## Begin Input for this task

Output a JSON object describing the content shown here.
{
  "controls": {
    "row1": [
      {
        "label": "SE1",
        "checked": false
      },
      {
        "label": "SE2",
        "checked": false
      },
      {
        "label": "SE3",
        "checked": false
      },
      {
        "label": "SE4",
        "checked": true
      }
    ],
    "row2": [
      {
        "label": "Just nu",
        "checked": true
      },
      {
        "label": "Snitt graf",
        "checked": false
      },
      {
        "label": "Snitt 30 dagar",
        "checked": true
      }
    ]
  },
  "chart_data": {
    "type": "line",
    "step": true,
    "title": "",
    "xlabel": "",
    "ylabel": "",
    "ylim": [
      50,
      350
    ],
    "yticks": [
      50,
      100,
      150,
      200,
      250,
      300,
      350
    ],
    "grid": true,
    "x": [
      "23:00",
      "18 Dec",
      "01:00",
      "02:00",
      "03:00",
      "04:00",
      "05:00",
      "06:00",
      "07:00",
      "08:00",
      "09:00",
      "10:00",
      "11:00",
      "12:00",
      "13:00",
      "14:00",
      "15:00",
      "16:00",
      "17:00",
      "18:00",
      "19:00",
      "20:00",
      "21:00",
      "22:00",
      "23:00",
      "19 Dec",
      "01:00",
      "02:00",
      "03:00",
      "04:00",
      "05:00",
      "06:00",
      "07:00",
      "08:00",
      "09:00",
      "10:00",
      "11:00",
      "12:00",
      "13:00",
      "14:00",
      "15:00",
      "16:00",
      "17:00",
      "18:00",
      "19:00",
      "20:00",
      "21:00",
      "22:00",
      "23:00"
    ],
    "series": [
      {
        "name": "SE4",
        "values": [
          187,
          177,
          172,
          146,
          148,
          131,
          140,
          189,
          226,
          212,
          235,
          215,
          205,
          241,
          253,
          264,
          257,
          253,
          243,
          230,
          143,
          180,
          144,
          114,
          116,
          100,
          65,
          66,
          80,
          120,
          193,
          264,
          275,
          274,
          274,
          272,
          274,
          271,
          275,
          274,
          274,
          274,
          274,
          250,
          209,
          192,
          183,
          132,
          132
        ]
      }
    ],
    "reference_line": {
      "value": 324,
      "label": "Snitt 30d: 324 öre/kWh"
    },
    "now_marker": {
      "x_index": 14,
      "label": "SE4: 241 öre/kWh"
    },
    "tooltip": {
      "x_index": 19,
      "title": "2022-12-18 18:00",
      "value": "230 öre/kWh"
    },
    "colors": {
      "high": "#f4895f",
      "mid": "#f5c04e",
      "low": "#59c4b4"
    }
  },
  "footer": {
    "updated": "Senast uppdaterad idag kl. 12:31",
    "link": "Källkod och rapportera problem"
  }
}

## End Input for this task

What the task requires: Output all of the data again, exactly.

Expected output:
Output a JSON object describing the content shown here.
{
  "controls": {
    "row1": [
      {
        "label": "SE1",
        "checked": false
      },
      {
        "label": "SE2",
        "checked": false
      },
      {
        "label": "SE3",
        "checked": false
      },
      {
        "label": "SE4",
        "checked": true
      }
    ],
    "row2": [
      {
        "label": "Just nu",
        "checked": true
      },
      {
        "label": "Snitt graf",
        "checked": false
      },
      {
        "label": "Snitt 30 dagar",
        "checked": true
      }
    ]
  },
  "chart_data": {
    "type": "line",
    "step": true,
    "title": "",
    "xlabel": "",
    "ylabel": "",
    "ylim": [
      50,
      350
    ],
    "yticks": [
      50,
      100,
      150,
      200,
      250,
      300,
      350
    ],
    "grid": true,
    "x": [
      "23:00",
      "18 Dec",
      "01:00",
      "02:00",
      "03:00",
      "04:00",
      "05:00",
      "06:00",
      "07:00",
      "08:00",
      "09:00",
      "10:00",
      "11:00",
      "12:00",
      "13:00",
      "14:00",
      "15:00",
      "16:00",
      "17:00",
      "18:00",
      "19:00",
      "20:00",
      "21:00",
      "22:00",
      "23:00",
      "19 Dec",
      "01:00",
      "02:00",
      "03:00",
      "04:00",
      "05:00",
      "06:00",
      "07:00",
      "08:00",
      "09:00",
      "10:00",
      "11:00",
      "12:00",
      "13:00",
      "14:00",
      "15:00",
      "16:00",
      "17:00",
      "18:00",
      "19:00",
      "20:00",
      "21:00",
      "22:00",
      "23:00"
    ],
    "series": [
      {
        "name": "SE4",
        "values": [
          187,
          177,
          172,
          146,
          148,
          131,
          140,
          189,
          226,
          212,
          235,
          215,
          205,
          241,
          253,
          264,
          257,
          253,
          243,
          230,
          143,
          180,
          144,
          114,
          116,
          100,
          65,
          66,
          80,
          120,
          193,
          264,
          275,
          274,
          274,
          272,
          274,
          271,
          275,
          274,
          274,
          274,
          274,
          250,
          209,
          192,
          183,
          132,
          132
        ]
      }
    ],
    "reference_line": {
      "value": 324,
      "label": "Snitt 30d: 324 öre/kWh"
    },
    "now_marker": {
      "x_index": 14,
      "label": "SE4: 241 öre/kWh"
    },
    "tooltip": {
      "x_index": 19,
      "title": "2022-12-18 18:00",
      "value": "230 öre/kWh"
    },
    "colors": {
      "high": "#f4895f",
      "mid": "#f5c04e",
      "low": "#59c4b4"
    }
  },
  "footer": {
    "updated": "Senast uppdaterad idag kl. 12:31",
    "link": "Källkod och rapportera problem"
  }
}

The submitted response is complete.